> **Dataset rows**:
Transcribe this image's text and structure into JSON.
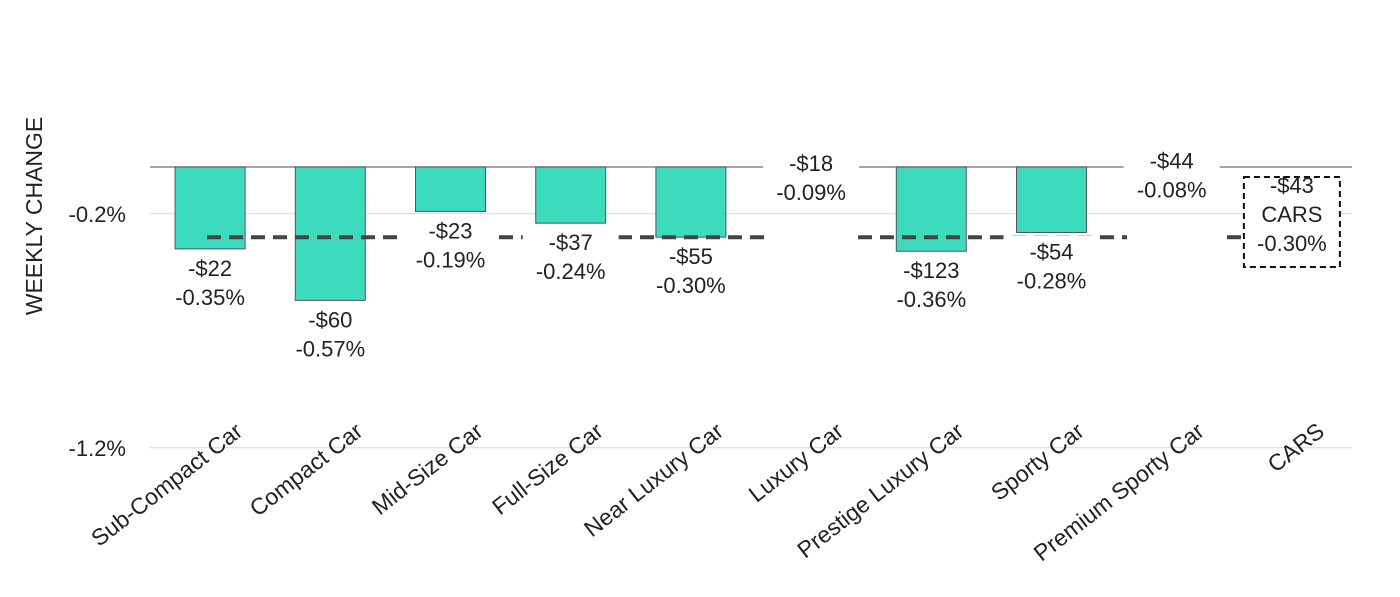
{
  "chart_data": {
    "type": "bar",
    "title": "",
    "xlabel": "",
    "ylabel": "WEEKLY CHANGE",
    "categories": [
      "Sub-Compact Car",
      "Compact Car",
      "Mid-Size Car",
      "Full-Size Car",
      "Near Luxury Car",
      "Luxury Car",
      "Prestige Luxury Car",
      "Sporty Car",
      "Premium Sporty Car",
      "CARS"
    ],
    "series": [
      {
        "values": [
          -0.35,
          -0.57,
          -0.19,
          -0.24,
          -0.3,
          -0.09,
          -0.36,
          -0.28,
          -0.08,
          null
        ]
      }
    ],
    "value_labels": [
      [
        "-$22",
        "-0.35%"
      ],
      [
        "-$60",
        "-0.57%"
      ],
      [
        "-$23",
        "-0.19%"
      ],
      [
        "-$37",
        "-0.24%"
      ],
      [
        "-$55",
        "-0.30%"
      ],
      [
        "-$18",
        "-0.09%"
      ],
      [
        "-$123",
        "-0.36%"
      ],
      [
        "-$54",
        "-0.28%"
      ],
      [
        "-$44",
        "-0.08%"
      ],
      [
        "-$43",
        "CARS",
        "-0.30%"
      ]
    ],
    "average_line": -0.3,
    "yticks": [
      {
        "value": -0.2,
        "label": "-0.2%"
      },
      {
        "value": -1.2,
        "label": "-1.2%"
      }
    ],
    "ylim": [
      -1.2,
      0.0
    ],
    "grid": true,
    "colors": {
      "bar_fill": "#3ddbbd",
      "bar_stroke": "#555555",
      "average_line": "#444444",
      "grid": "#d9d9d9",
      "zero_axis": "#888888",
      "callout_border": "#111111"
    }
  }
}
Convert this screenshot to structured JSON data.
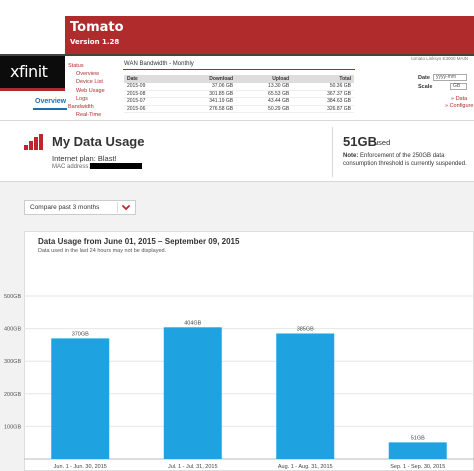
{
  "tomato": {
    "title": "Tomato",
    "version": "Version 1.28",
    "router_name": "tomato Linksys E3000 MAIN",
    "nav": [
      {
        "label": "Status",
        "level": 1
      },
      {
        "label": "Overview",
        "level": 2
      },
      {
        "label": "Device List",
        "level": 2
      },
      {
        "label": "Web Usage",
        "level": 2
      },
      {
        "label": "Logs",
        "level": 2
      },
      {
        "label": "Bandwidth",
        "level": 1
      },
      {
        "label": "Real-Time",
        "level": 2
      }
    ],
    "section_title": "WAN Bandwidth - Monthly",
    "table": {
      "headers": [
        "Date",
        "Download",
        "Upload",
        "Total"
      ],
      "rows": [
        [
          "2015-09",
          "37.06 GB",
          "13.30 GB",
          "50.36 GB"
        ],
        [
          "2015-08",
          "301.85 GB",
          "65.53 GB",
          "367.37 GB"
        ],
        [
          "2015-07",
          "341.19 GB",
          "43.44 GB",
          "384.63 GB"
        ],
        [
          "2015-06",
          "276.58 GB",
          "50.29 GB",
          "326.87 GB"
        ]
      ]
    },
    "date_label": "Date",
    "date_value": "yyyy-mm",
    "scale_label": "Scale",
    "scale_value": "GB",
    "links": [
      "» Data",
      "» Configure"
    ]
  },
  "xfinity": {
    "logo_text": "xfinit"
  },
  "usage": {
    "overview_tab": "Overview",
    "title": "My Data Usage",
    "plan": "Internet plan: Blast!",
    "mac_label": "MAC address:",
    "used_value": "51GB",
    "used_label": "used",
    "note_label": "Note:",
    "note_text": "Enforcement of the 250GB data consumption threshold is currently suspended.",
    "compare_selected": "Compare past 3 months"
  },
  "colors": {
    "tomato_red": "#b02c2c",
    "comcast_red": "#c0242d",
    "bar_blue": "#1fa3e0",
    "link_blue": "#1b6fb3"
  },
  "chart_data": {
    "type": "bar",
    "title": "Data Usage from June 01, 2015 – September 09, 2015",
    "subtitle": "Data used in the last 24 hours may not be displayed.",
    "categories": [
      "Jun. 1 - Jun. 30, 2015",
      "Jul. 1 - Jul. 31, 2015",
      "Aug. 1 - Aug. 31, 2015",
      "Sep. 1 - Sep. 30, 2015"
    ],
    "values": [
      370,
      404,
      385,
      51
    ],
    "value_labels": [
      "370GB",
      "404GB",
      "385GB",
      "51GB"
    ],
    "y_ticks": [
      100,
      200,
      300,
      400,
      500
    ],
    "y_tick_labels": [
      "100GB",
      "200GB",
      "300GB",
      "400GB",
      "500GB"
    ],
    "ylim": [
      0,
      540
    ],
    "grid": true,
    "legend": false
  }
}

> **Set exercise**:
Which lines of the data include "JSON"? Copy each of them.

> **Result for this task**:
Transcribe this image's text and structure into JSON.
Convert this screenshot to structured JSON data.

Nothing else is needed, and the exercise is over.